* **Description of the task**: Please quote the material exactly, every line of it.
--------------------------------
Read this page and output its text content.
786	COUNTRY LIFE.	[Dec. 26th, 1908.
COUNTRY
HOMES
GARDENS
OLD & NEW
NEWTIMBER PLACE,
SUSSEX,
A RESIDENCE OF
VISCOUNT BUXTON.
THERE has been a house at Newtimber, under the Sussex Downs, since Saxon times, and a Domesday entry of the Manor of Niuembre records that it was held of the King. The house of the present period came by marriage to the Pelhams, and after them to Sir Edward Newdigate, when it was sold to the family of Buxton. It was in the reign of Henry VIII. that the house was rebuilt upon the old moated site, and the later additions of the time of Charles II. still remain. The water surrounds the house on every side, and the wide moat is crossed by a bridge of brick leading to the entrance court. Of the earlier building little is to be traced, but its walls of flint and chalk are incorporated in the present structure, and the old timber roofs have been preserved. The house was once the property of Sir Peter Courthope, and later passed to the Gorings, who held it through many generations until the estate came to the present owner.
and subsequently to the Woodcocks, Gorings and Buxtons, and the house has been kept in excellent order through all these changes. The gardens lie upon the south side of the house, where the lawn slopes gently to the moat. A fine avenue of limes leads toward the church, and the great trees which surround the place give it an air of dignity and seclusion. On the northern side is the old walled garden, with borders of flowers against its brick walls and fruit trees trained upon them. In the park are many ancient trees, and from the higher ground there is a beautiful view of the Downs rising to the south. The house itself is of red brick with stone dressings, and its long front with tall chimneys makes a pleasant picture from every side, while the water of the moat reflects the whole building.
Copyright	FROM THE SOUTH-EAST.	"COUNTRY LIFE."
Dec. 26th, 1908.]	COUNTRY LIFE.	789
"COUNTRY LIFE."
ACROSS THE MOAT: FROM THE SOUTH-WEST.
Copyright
--------------------------------
* **Exercise answer**:
Read this page and output its text content.
786	COUNTRY LIFE.	[Dec. 26th, 1908.
COUNTRY
HOMES
GARDENS
OLD & NEW
NEWTIMBER PLACE,
SUSSEX,
A RESIDENCE OF
VISCOUNT BUXTON.
THERE has been a house at Newtimber, under the Sussex Downs, since Saxon times, and a Domesday entry of the Manor of Niuembre records that it was held of the King. The house of the present period came by marriage to the Pelhams, and after them to Sir Edward Newdigate, when it was sold to the family of Buxton. It was in the reign of Henry VIII. that the house was rebuilt upon the old moated site, and the later additions of the time of Charles II. still remain. The water surrounds the house on every side, and the wide moat is crossed by a bridge of brick leading to the entrance court. Of the earlier building little is to be traced, but its walls of flint and chalk are incorporated in the present structure, and the old timber roofs have been preserved. The house was once the property of Sir Peter Courthope, and later passed to the Gorings, who held it through many generations until the estate came to the present owner.
and subsequently to the Woodcocks, Gorings and Buxtons, and the house has been kept in excellent order through all these changes. The gardens lie upon the south side of the house, where the lawn slopes gently to the moat. A fine avenue of limes leads toward the church, and the great trees which surround the place give it an air of dignity and seclusion. On the northern side is the old walled garden, with borders of flowers against its brick walls and fruit trees trained upon them. In the park are many ancient trees, and from the higher ground there is a beautiful view of the Downs rising to the south. The house itself is of red brick with stone dressings, and its long front with tall chimneys makes a pleasant picture from every side, while the water of the moat reflects the whole building.
Copyright	FROM THE SOUTH-EAST.	"COUNTRY LIFE."
Dec. 26th, 1908.]	COUNTRY LIFE.	789
"COUNTRY LIFE."
ACROSS THE MOAT: FROM THE SOUTH-WEST.
Copyright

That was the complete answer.